━━━━━ Data shown

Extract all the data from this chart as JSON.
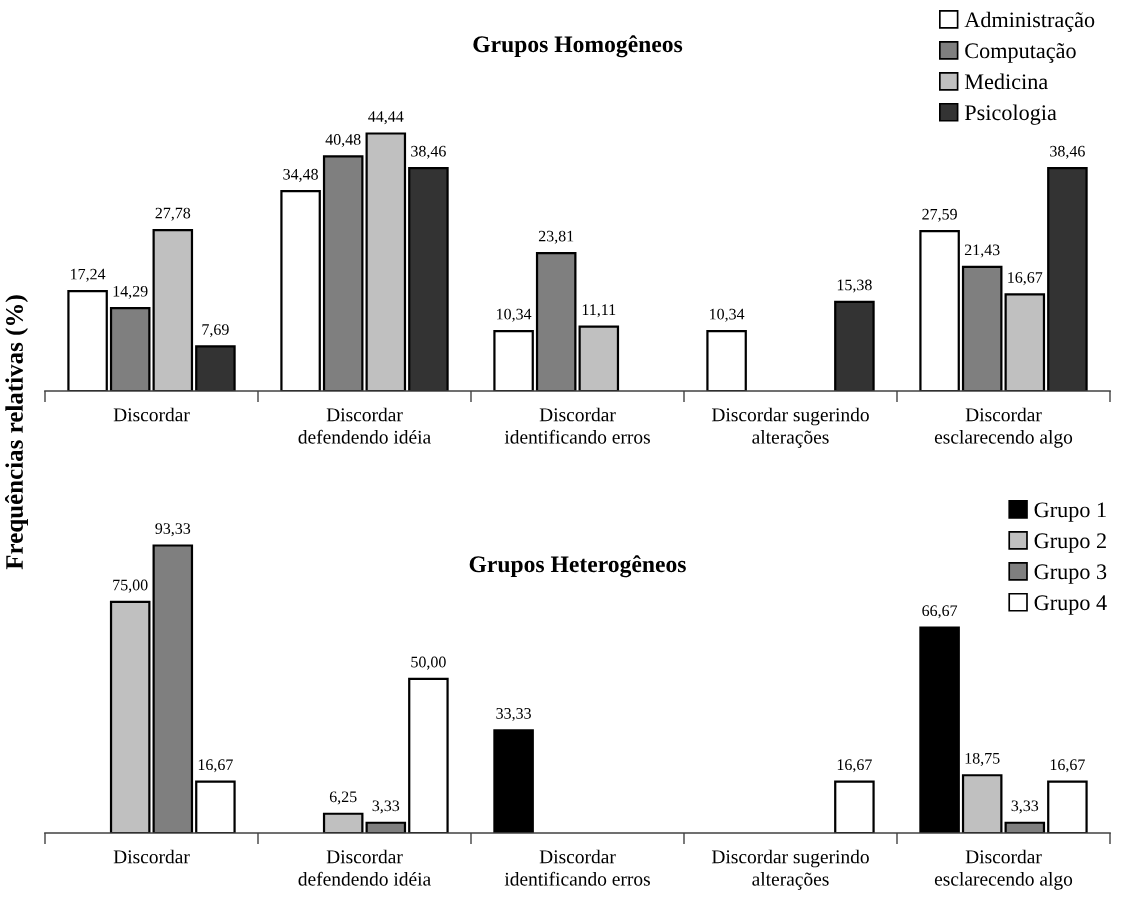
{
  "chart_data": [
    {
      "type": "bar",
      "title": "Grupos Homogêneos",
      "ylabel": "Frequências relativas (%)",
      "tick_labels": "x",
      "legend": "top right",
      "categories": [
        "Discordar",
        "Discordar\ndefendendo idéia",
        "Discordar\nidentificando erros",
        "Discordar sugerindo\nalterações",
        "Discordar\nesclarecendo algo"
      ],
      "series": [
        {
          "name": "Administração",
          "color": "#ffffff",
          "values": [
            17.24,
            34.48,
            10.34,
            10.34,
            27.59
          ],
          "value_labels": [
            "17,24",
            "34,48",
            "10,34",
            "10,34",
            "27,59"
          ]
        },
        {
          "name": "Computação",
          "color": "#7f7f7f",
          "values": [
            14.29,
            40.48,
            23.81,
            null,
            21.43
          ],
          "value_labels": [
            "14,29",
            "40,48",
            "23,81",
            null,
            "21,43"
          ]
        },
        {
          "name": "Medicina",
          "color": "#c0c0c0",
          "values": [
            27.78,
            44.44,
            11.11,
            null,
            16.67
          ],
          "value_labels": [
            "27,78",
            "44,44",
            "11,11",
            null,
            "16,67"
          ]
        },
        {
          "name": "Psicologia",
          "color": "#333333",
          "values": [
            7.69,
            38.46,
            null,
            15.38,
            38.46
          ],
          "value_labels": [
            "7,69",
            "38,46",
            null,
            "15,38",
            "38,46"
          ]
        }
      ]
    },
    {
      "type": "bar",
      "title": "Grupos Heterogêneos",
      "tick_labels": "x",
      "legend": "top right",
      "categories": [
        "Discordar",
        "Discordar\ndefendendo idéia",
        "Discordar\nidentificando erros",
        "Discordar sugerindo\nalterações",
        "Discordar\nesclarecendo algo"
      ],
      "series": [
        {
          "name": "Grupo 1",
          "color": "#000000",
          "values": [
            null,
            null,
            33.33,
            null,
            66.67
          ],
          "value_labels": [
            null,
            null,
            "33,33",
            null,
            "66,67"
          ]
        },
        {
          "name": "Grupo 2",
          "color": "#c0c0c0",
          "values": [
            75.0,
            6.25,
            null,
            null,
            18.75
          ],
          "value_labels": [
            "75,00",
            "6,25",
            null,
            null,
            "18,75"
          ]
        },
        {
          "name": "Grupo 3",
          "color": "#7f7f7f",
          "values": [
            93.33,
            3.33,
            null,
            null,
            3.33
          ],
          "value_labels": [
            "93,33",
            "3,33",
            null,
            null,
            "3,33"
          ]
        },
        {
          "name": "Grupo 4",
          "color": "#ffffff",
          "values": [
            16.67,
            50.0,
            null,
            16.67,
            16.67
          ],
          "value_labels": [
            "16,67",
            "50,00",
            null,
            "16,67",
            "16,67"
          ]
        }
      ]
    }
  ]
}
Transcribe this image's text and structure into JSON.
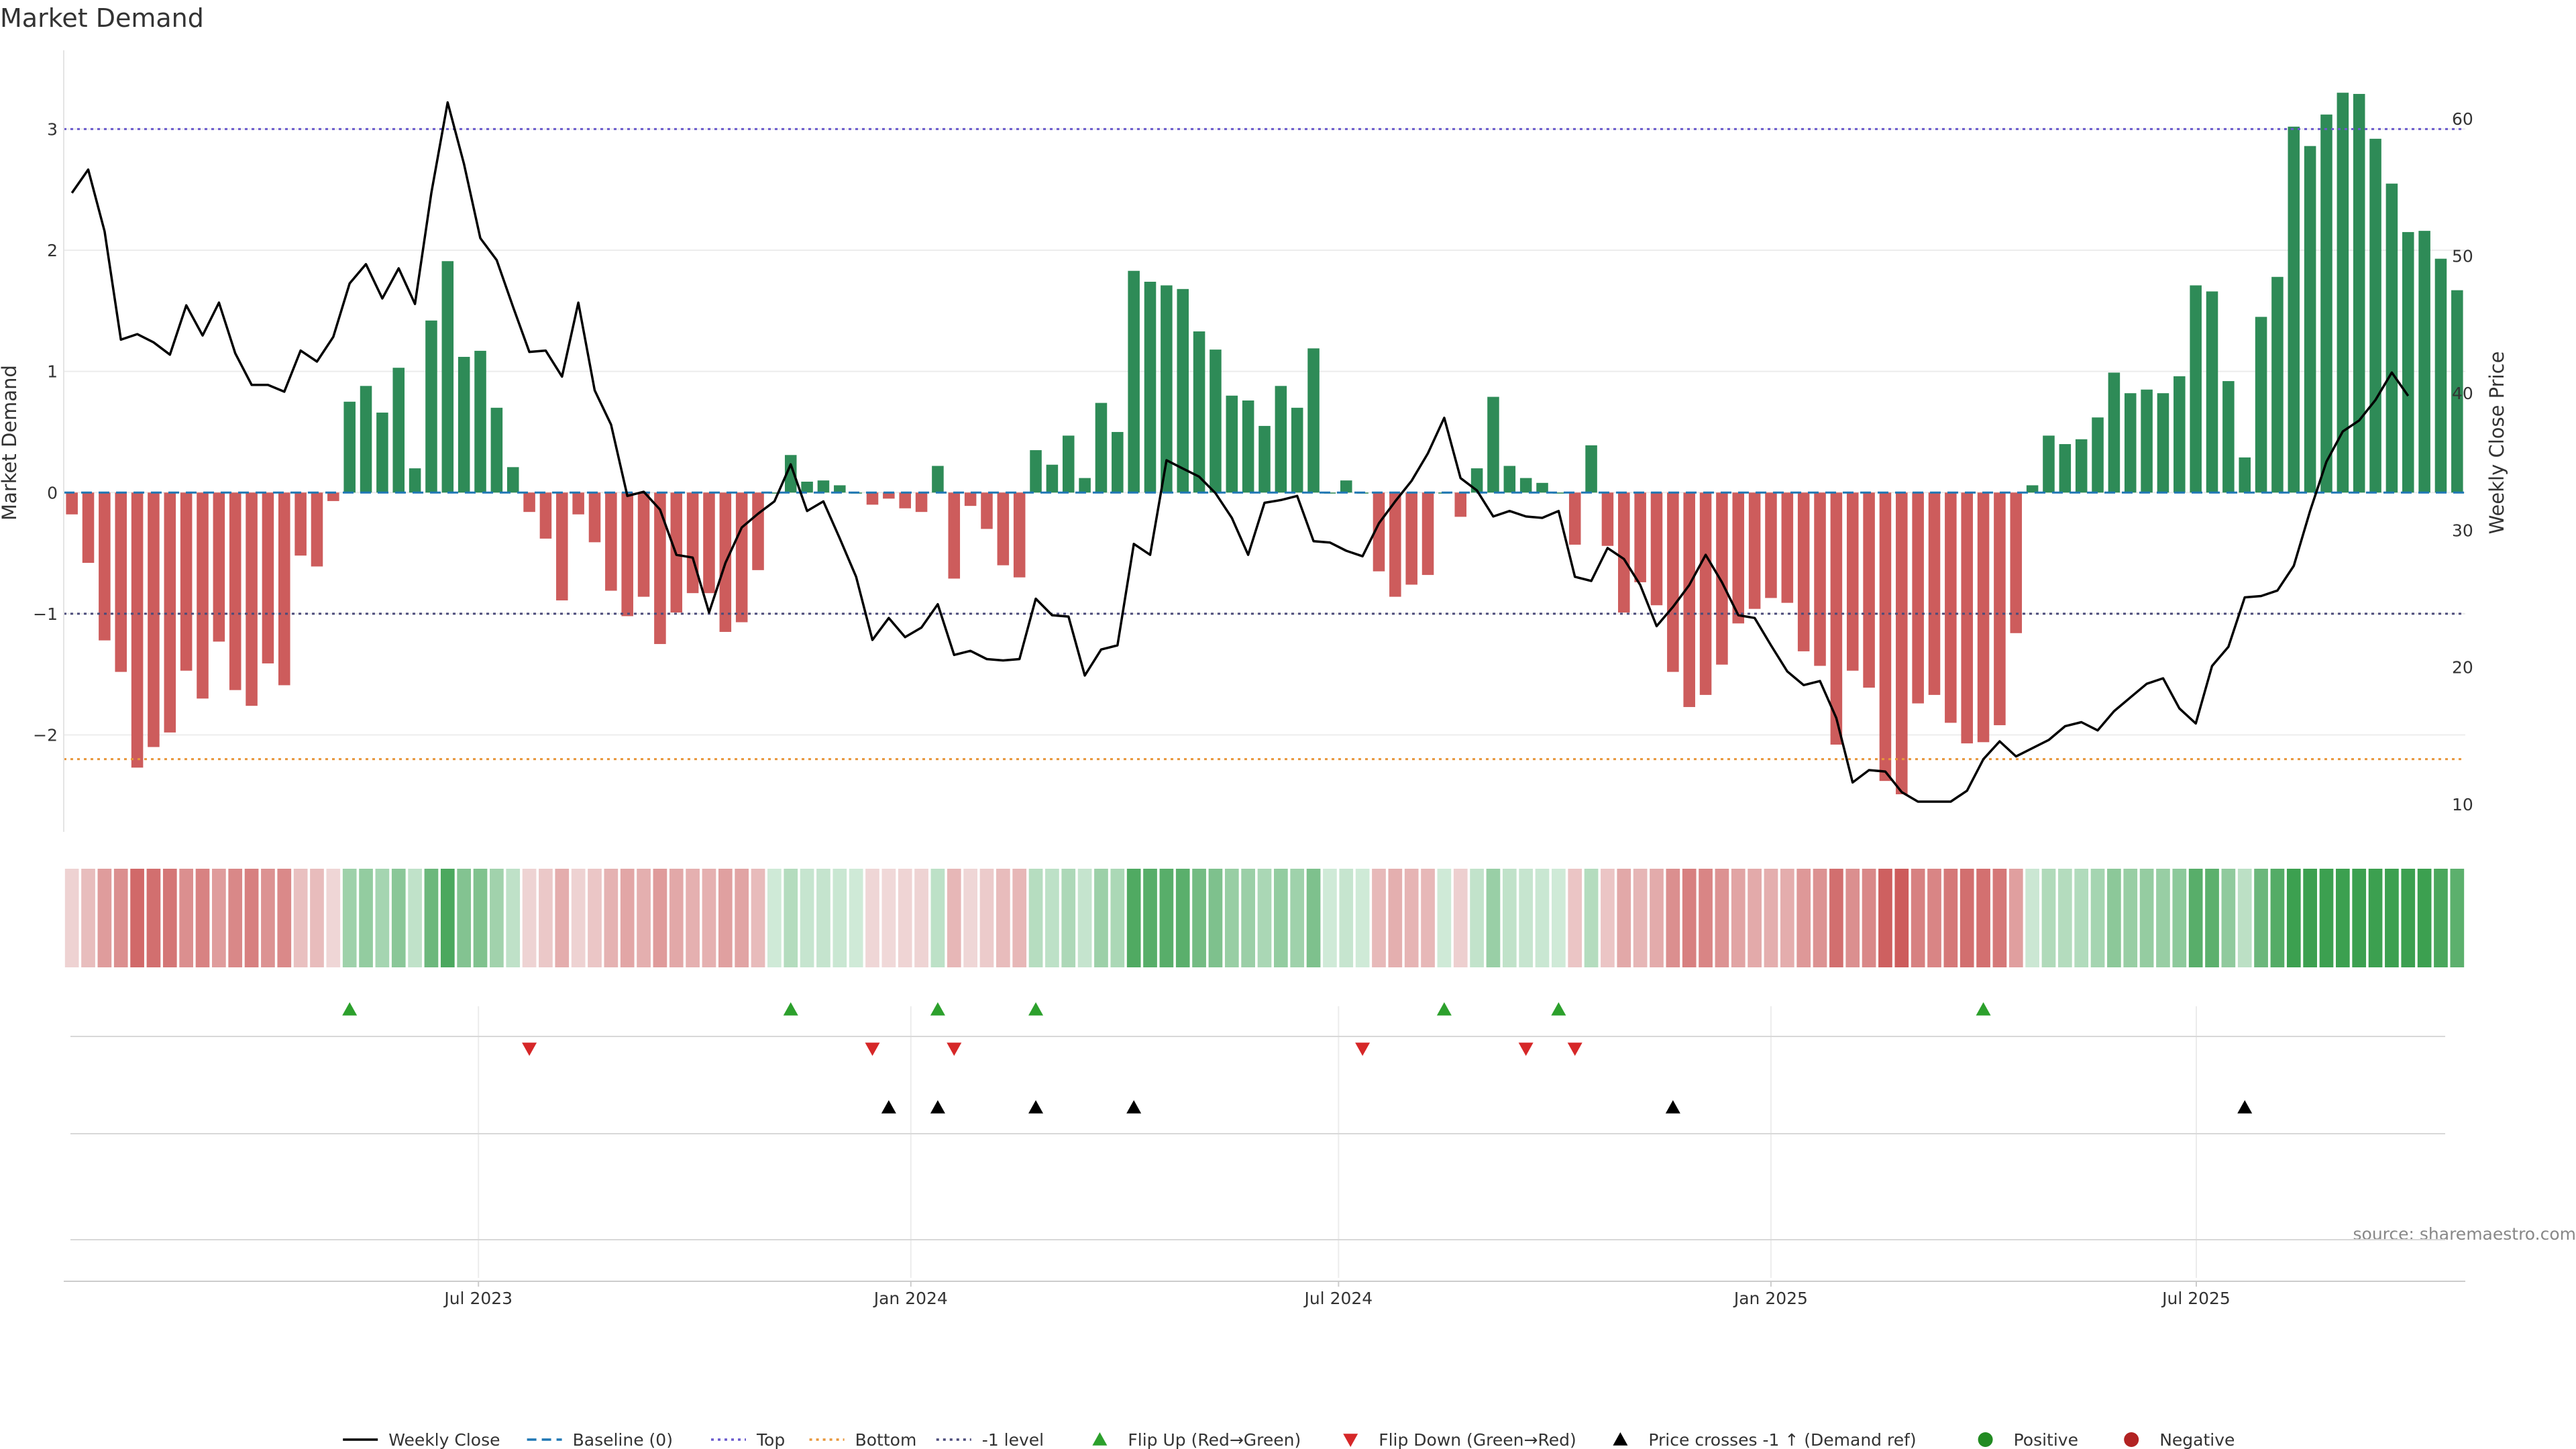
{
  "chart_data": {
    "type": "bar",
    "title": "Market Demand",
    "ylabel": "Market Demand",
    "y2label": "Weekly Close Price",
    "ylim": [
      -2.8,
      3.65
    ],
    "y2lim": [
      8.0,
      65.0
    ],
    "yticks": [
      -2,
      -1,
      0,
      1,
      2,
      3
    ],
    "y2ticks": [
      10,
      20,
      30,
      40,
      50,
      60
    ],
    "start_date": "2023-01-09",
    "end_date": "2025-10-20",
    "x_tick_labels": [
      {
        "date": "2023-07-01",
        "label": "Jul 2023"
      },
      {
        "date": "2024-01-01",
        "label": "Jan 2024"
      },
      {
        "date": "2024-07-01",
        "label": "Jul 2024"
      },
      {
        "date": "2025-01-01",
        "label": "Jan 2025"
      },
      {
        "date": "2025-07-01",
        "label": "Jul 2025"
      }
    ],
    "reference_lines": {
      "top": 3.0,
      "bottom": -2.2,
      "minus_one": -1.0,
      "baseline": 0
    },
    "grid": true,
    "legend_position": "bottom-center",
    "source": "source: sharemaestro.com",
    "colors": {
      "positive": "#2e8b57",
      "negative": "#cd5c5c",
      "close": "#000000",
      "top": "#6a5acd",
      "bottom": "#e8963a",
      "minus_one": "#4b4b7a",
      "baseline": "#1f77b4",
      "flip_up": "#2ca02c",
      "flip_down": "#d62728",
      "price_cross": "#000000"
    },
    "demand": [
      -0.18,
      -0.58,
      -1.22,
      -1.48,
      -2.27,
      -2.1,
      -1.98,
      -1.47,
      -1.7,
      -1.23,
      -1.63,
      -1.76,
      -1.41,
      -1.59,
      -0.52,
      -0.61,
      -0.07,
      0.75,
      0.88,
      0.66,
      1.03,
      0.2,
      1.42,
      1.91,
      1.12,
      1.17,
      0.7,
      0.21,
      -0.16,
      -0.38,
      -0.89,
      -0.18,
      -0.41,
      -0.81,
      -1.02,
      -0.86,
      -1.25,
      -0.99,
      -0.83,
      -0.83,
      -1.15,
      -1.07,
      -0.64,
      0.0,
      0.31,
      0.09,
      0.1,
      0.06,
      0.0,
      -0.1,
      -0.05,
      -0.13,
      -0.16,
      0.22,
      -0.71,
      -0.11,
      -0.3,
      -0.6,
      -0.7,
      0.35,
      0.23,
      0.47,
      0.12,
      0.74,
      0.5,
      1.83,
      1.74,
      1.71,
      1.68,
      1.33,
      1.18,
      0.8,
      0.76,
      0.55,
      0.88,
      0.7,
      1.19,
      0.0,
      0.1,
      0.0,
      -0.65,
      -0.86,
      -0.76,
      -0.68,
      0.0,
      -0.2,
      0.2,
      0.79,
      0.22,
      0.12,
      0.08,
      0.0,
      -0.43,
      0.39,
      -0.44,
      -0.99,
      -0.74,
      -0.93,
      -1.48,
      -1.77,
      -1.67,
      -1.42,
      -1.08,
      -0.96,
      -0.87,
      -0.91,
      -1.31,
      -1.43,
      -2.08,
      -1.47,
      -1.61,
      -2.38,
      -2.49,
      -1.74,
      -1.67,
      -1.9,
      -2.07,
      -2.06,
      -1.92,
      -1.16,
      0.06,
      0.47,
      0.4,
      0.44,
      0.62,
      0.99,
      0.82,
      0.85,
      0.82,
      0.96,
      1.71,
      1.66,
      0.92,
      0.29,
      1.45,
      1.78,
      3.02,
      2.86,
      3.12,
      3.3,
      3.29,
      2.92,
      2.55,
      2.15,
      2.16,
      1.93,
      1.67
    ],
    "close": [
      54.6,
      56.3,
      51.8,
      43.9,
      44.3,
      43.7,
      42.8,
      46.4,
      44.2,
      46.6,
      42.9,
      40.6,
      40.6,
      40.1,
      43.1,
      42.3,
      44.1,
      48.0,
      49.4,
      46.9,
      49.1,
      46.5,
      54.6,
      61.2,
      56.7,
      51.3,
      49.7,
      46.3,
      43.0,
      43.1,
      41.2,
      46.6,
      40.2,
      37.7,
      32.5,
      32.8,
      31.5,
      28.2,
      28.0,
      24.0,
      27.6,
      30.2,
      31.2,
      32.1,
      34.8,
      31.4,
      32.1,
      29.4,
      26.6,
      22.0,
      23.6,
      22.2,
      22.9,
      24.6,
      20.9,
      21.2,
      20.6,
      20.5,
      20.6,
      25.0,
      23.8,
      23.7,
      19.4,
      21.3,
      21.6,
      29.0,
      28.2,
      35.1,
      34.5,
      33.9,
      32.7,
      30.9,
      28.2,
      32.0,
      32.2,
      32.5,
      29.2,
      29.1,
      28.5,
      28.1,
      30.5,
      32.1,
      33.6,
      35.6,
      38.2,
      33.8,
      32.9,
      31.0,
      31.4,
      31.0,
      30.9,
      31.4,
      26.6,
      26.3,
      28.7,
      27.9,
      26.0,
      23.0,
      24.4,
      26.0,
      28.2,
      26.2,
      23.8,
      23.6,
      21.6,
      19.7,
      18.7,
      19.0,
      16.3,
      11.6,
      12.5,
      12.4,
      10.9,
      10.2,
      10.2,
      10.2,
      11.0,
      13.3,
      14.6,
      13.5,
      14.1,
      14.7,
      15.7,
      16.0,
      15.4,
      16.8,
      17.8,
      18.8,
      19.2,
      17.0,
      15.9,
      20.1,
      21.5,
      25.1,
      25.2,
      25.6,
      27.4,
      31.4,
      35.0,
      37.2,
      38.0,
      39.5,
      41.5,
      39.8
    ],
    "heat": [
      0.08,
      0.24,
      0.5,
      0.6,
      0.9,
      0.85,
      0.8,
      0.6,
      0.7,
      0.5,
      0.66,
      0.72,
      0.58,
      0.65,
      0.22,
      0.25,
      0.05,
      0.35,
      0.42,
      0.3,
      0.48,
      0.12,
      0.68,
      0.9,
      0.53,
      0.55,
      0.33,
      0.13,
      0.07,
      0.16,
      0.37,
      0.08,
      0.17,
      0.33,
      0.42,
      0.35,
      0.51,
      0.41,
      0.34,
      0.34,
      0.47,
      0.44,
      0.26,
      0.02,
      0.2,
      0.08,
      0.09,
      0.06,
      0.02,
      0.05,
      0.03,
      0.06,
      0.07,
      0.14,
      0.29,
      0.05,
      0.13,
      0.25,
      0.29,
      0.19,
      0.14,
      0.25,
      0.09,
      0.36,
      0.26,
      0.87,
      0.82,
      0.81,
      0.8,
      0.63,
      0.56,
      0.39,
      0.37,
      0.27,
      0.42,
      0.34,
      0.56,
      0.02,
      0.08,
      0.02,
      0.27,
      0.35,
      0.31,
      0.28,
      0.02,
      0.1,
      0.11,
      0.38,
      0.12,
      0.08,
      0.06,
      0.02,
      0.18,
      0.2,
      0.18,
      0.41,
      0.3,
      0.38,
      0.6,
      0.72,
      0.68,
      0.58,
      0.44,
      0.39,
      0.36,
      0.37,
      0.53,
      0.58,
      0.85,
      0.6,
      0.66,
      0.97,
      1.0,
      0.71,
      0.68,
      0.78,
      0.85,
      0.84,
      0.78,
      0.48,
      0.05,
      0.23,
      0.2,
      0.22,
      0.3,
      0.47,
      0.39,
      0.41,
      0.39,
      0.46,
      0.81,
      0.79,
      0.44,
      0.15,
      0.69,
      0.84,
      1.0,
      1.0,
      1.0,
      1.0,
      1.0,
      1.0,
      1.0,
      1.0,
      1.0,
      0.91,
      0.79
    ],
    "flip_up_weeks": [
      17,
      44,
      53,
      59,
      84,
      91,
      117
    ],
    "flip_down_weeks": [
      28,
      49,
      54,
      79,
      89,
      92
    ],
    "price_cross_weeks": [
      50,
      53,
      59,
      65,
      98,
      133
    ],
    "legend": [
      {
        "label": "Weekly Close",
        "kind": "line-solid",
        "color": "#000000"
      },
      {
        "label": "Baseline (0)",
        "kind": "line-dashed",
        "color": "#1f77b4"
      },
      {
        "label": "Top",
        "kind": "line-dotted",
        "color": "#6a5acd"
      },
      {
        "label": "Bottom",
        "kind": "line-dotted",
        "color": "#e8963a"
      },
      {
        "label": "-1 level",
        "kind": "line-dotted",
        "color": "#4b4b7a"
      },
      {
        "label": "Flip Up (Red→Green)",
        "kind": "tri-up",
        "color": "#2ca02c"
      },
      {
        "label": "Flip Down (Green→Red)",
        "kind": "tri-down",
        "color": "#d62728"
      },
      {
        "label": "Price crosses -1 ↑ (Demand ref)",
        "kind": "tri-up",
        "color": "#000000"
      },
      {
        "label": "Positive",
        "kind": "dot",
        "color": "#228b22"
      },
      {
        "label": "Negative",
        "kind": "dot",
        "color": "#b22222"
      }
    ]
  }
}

━━━━━━━━━━

In the data above, tally the lines holding "Green" and answer with the figure only.

Task answer:
2